[WRITTEN TASK]:
Write the material out again in full, word for word. Do not include the pictures.

________________________

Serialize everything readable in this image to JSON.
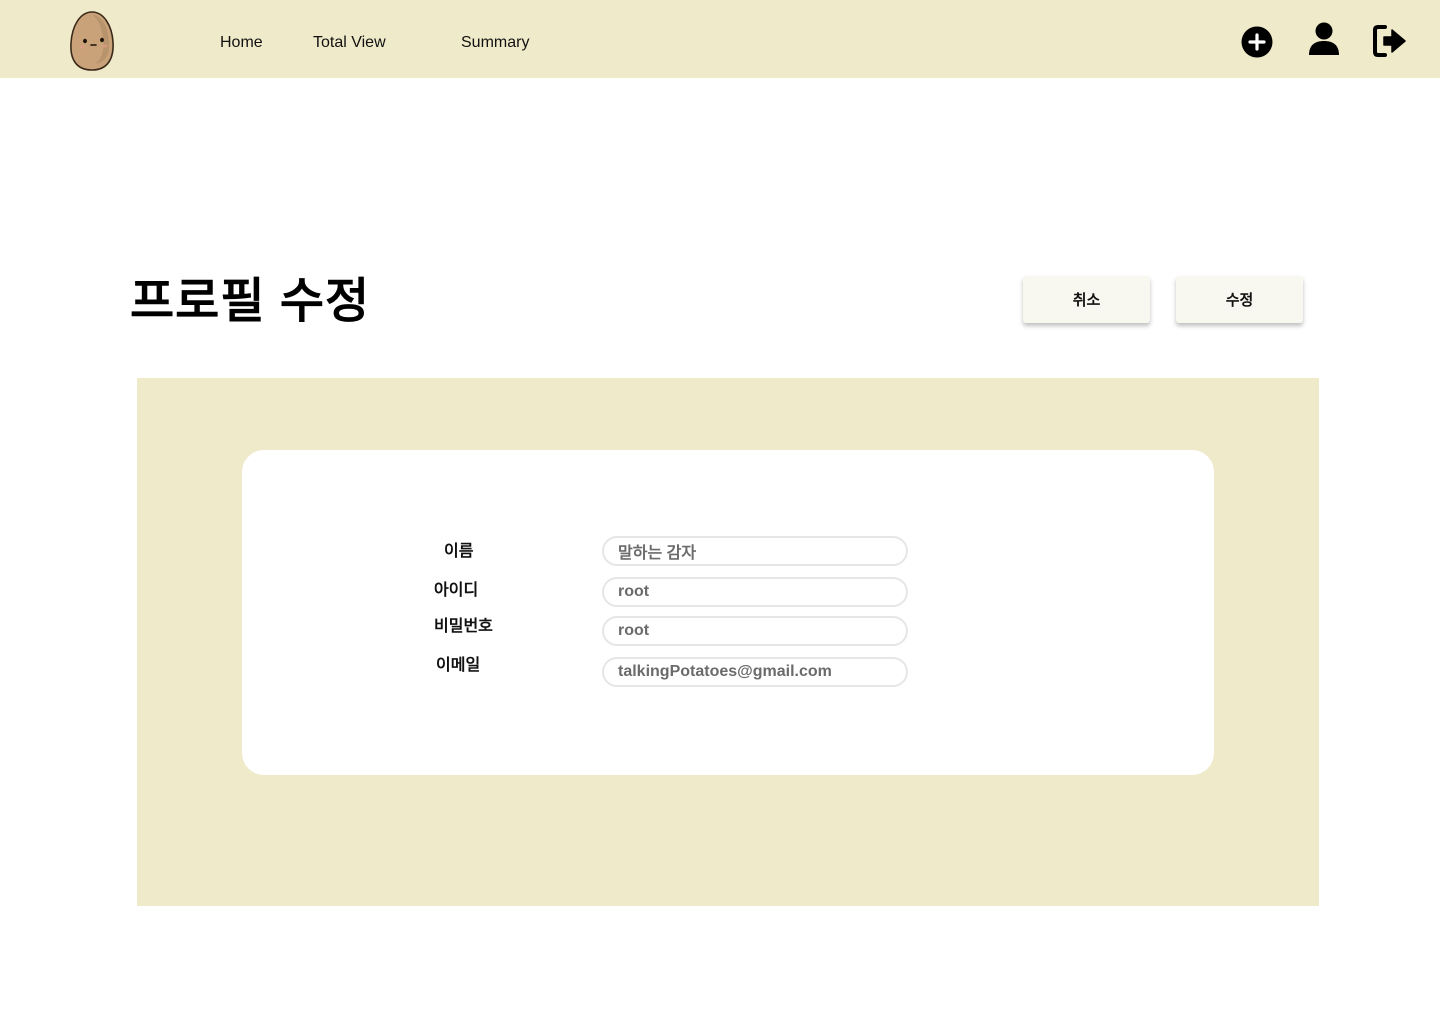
{
  "header": {
    "logo_icon": "potato-mascot-icon",
    "nav": {
      "home": "Home",
      "total_view": "Total View",
      "summary": "Summary"
    },
    "actions": {
      "add_icon": "plus-circle-icon",
      "profile_icon": "user-icon",
      "logout_icon": "sign-out-icon"
    }
  },
  "page": {
    "title": "프로필 수정",
    "cancel_label": "취소",
    "edit_label": "수정"
  },
  "form": {
    "name": {
      "label": "이름",
      "value": "말하는 감자"
    },
    "id": {
      "label": "아이디",
      "value": "root"
    },
    "password": {
      "label": "비밀번호",
      "value": "root"
    },
    "email": {
      "label": "이메일",
      "value": "talkingPotatoes@gmail.com"
    }
  },
  "colors": {
    "header_bg": "#efeac9",
    "panel_bg": "#efeac9",
    "card_bg": "#ffffff",
    "button_bg": "#f8f7f0"
  }
}
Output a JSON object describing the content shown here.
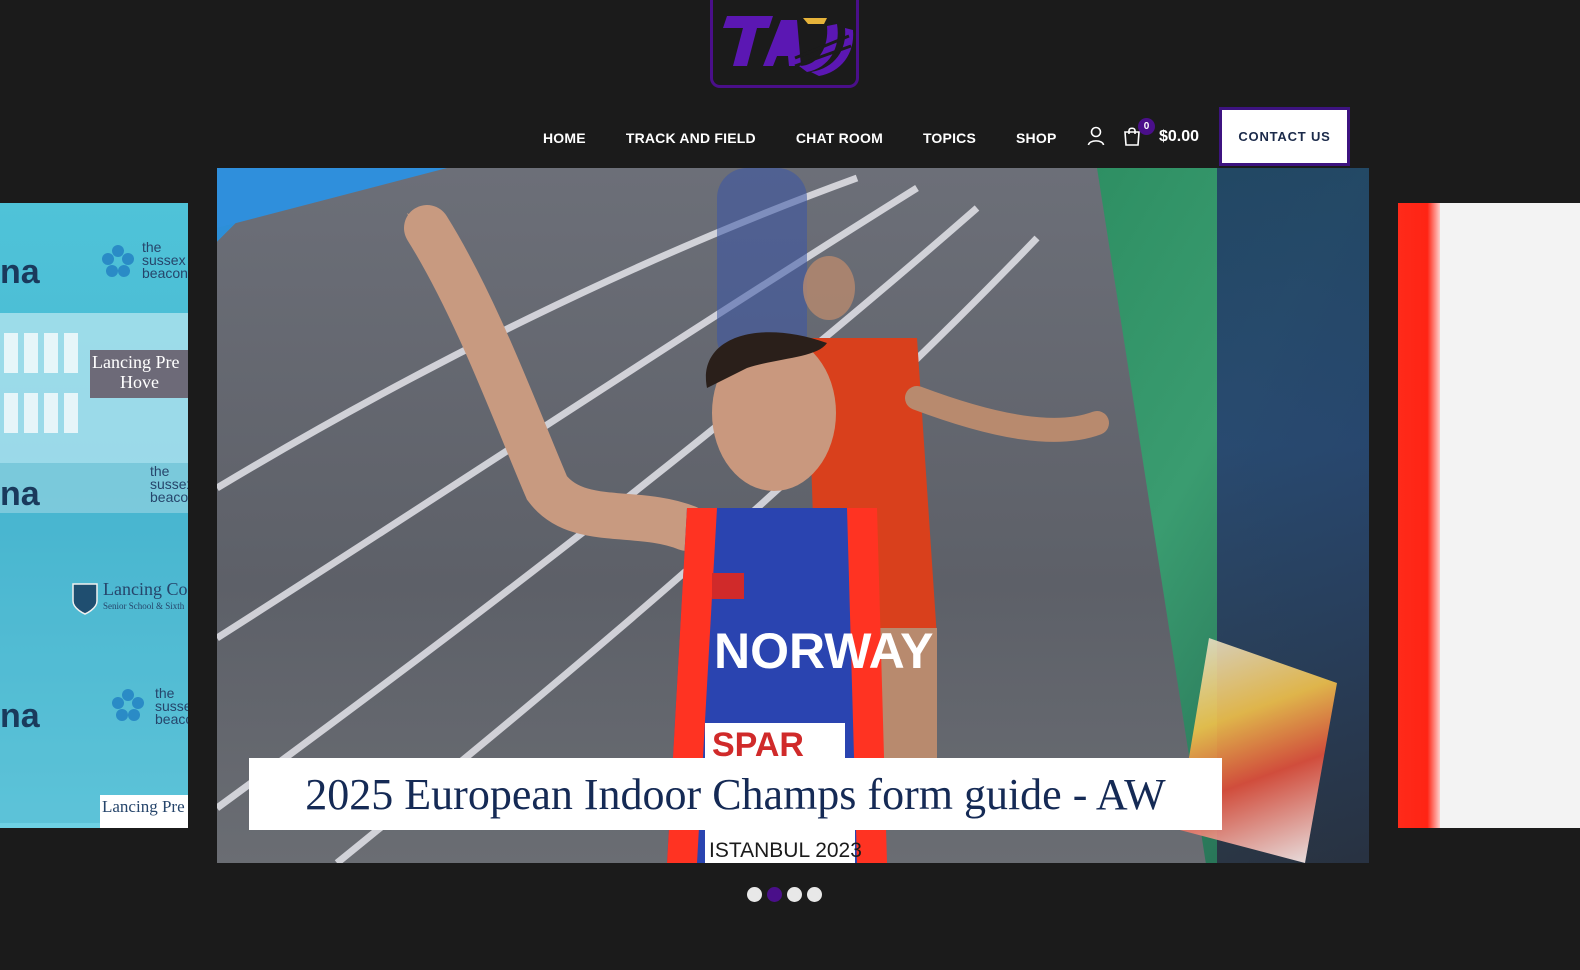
{
  "brand": {
    "logo_text": "TAF",
    "accent_color": "#4a0f8a",
    "secondary_color": "#e6b33a"
  },
  "nav": {
    "items": [
      {
        "label": "HOME"
      },
      {
        "label": "TRACK AND FIELD"
      },
      {
        "label": "CHAT ROOM"
      },
      {
        "label": "TOPICS"
      },
      {
        "label": "SHOP"
      }
    ]
  },
  "header": {
    "user_icon": "user-icon",
    "cart_icon": "shopping-bag-icon",
    "cart_count": "0",
    "cart_total": "$0.00",
    "contact_label": "CONTACT US"
  },
  "slider": {
    "current_caption": "2025 European Indoor Champs form guide - AW",
    "jersey_text": "NORWAY",
    "bib_brand": "SPAR",
    "bib_event": "ISTANBUL 2023",
    "left_slide": {
      "texts": [
        "the",
        "sussex",
        "beacon",
        "Lancing Pre",
        "Hove",
        "Lancing Co",
        "Senior School & Sixth",
        "na"
      ]
    },
    "dots_count": 4,
    "active_dot": 1
  }
}
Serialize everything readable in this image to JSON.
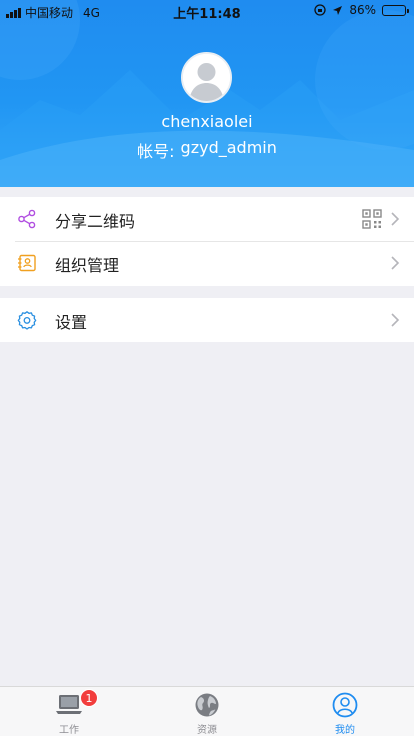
{
  "status_bar": {
    "carrier": "中国移动",
    "network": "4G",
    "time": "上午11:48",
    "battery": "86%",
    "battery_level": 0.86
  },
  "profile": {
    "username": "chenxiaolei",
    "account_label": "帐号:",
    "account_value": "gzyd_admin"
  },
  "menu": {
    "share_qr": "分享二维码",
    "org_manage": "组织管理",
    "settings": "设置"
  },
  "tabbar": {
    "tabs": [
      {
        "label": "工作",
        "icon": "laptop-icon",
        "badge": "1"
      },
      {
        "label": "资源",
        "icon": "globe-icon"
      },
      {
        "label": "我的",
        "icon": "user-icon"
      }
    ],
    "active": "我的"
  },
  "colors": {
    "primary": "#2196f3",
    "badge": "#f23d3d",
    "background": "#efeff4"
  }
}
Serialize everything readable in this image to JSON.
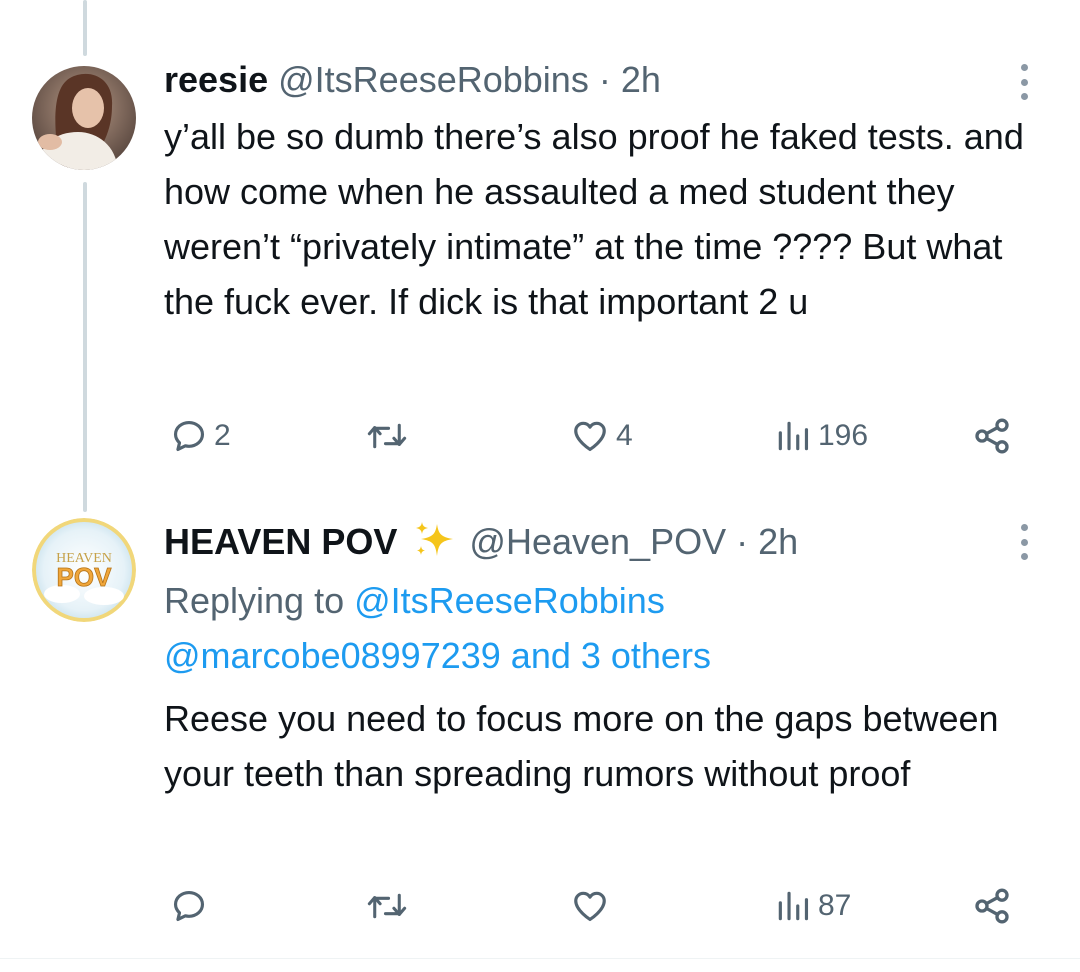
{
  "tweets": [
    {
      "display_name": "reesie",
      "handle": "@ItsReeseRobbins",
      "separator": "·",
      "time": "2h",
      "avatar_icon": "profile-photo",
      "body": "y’all be so dumb there’s also proof he faked tests. and how come when he assaulted a med student they weren’t “privately intimate” at the time ???? But what the fuck ever. If dick is that important 2 u",
      "actions": {
        "reply_count": "2",
        "retweet_count": "",
        "like_count": "4",
        "view_count": "196"
      }
    },
    {
      "display_name": "HEAVEN POV",
      "name_emoji": "sparkles-emoji",
      "handle": "@Heaven_POV",
      "separator": "·",
      "time": "2h",
      "avatar_logo_text": [
        "HEAVEN",
        "POV"
      ],
      "replying_to_label": "Replying to",
      "replying_to_user": "@ItsReeseRobbins",
      "replying_to_user2": "@marcobe08997239",
      "replying_to_others": "and 3 others",
      "body": "Reese you need to focus more on the gaps between your teeth than spreading rumors without proof",
      "actions": {
        "reply_count": "",
        "retweet_count": "",
        "like_count": "",
        "view_count": "87"
      }
    }
  ],
  "colors": {
    "text": "#0f1419",
    "secondary": "#536471",
    "link": "#1d9bf0",
    "thread_line": "#cfd9de"
  }
}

________________________

[TASK RESULT]:
Serialize everything readable in this image to JSON.
{
  "header": {
    "logo_icon": "potato-mascot-icon",
    "nav": {
      "home": "Home",
      "total_view": "Total View",
      "summary": "Summary"
    },
    "actions": {
      "add_icon": "plus-circle-icon",
      "profile_icon": "user-icon",
      "logout_icon": "sign-out-icon"
    }
  },
  "page": {
    "title": "프로필 수정",
    "cancel_label": "취소",
    "edit_label": "수정"
  },
  "form": {
    "name": {
      "label": "이름",
      "value": "말하는 감자"
    },
    "id": {
      "label": "아이디",
      "value": "root"
    },
    "password": {
      "label": "비밀번호",
      "value": "root"
    },
    "email": {
      "label": "이메일",
      "value": "talkingPotatoes@gmail.com"
    }
  },
  "colors": {
    "header_bg": "#efeac9",
    "panel_bg": "#efeac9",
    "card_bg": "#ffffff",
    "button_bg": "#f8f7f0"
  }
}
Output a JSON object describing the content shown here.
{
  "brand": {
    "logo_text": "TAF",
    "accent_color": "#4a0f8a",
    "secondary_color": "#e6b33a"
  },
  "nav": {
    "items": [
      {
        "label": "HOME"
      },
      {
        "label": "TRACK AND FIELD"
      },
      {
        "label": "CHAT ROOM"
      },
      {
        "label": "TOPICS"
      },
      {
        "label": "SHOP"
      }
    ]
  },
  "header": {
    "user_icon": "user-icon",
    "cart_icon": "shopping-bag-icon",
    "cart_count": "0",
    "cart_total": "$0.00",
    "contact_label": "CONTACT US"
  },
  "slider": {
    "current_caption": "2025 European Indoor Champs form guide - AW",
    "jersey_text": "NORWAY",
    "bib_brand": "SPAR",
    "bib_event": "ISTANBUL 2023",
    "left_slide": {
      "texts": [
        "the",
        "sussex",
        "beacon",
        "Lancing Pre",
        "Hove",
        "Lancing Co",
        "Senior School & Sixth",
        "na"
      ]
    },
    "dots_count": 4,
    "active_dot": 1
  }
}
Serialize everything readable in this image to JSON.
{
  "status_bar": {
    "carrier": "中国移动",
    "network": "4G",
    "time": "上午11:48",
    "battery": "86%",
    "battery_level": 0.86
  },
  "profile": {
    "username": "chenxiaolei",
    "account_label": "帐号:",
    "account_value": "gzyd_admin"
  },
  "menu": {
    "share_qr": "分享二维码",
    "org_manage": "组织管理",
    "settings": "设置"
  },
  "tabbar": {
    "tabs": [
      {
        "label": "工作",
        "icon": "laptop-icon",
        "badge": "1"
      },
      {
        "label": "资源",
        "icon": "globe-icon"
      },
      {
        "label": "我的",
        "icon": "user-icon"
      }
    ],
    "active": "我的"
  },
  "colors": {
    "primary": "#2196f3",
    "badge": "#f23d3d",
    "background": "#efeff4"
  }
}
Serialize everything readable in this image to JSON.
{
  "tweets": [
    {
      "display_name": "reesie",
      "handle": "@ItsReeseRobbins",
      "separator": "·",
      "time": "2h",
      "avatar_icon": "profile-photo",
      "body": "y’all be so dumb there’s also proof he faked tests. and how come when he assaulted a med student they weren’t “privately intimate” at the time ???? But what the fuck ever. If dick is that important 2 u",
      "actions": {
        "reply_count": "2",
        "retweet_count": "",
        "like_count": "4",
        "view_count": "196"
      }
    },
    {
      "display_name": "HEAVEN POV",
      "name_emoji": "sparkles-emoji",
      "handle": "@Heaven_POV",
      "separator": "·",
      "time": "2h",
      "avatar_logo_text": [
        "HEAVEN",
        "POV"
      ],
      "replying_to_label": "Replying to",
      "replying_to_user": "@ItsReeseRobbins",
      "replying_to_user2": "@marcobe08997239",
      "replying_to_others": "and 3 others",
      "body": "Reese you need to focus more on the gaps between your teeth than spreading rumors without proof",
      "actions": {
        "reply_count": "",
        "retweet_count": "",
        "like_count": "",
        "view_count": "87"
      }
    }
  ],
  "colors": {
    "text": "#0f1419",
    "secondary": "#536471",
    "link": "#1d9bf0",
    "thread_line": "#cfd9de"
  }
}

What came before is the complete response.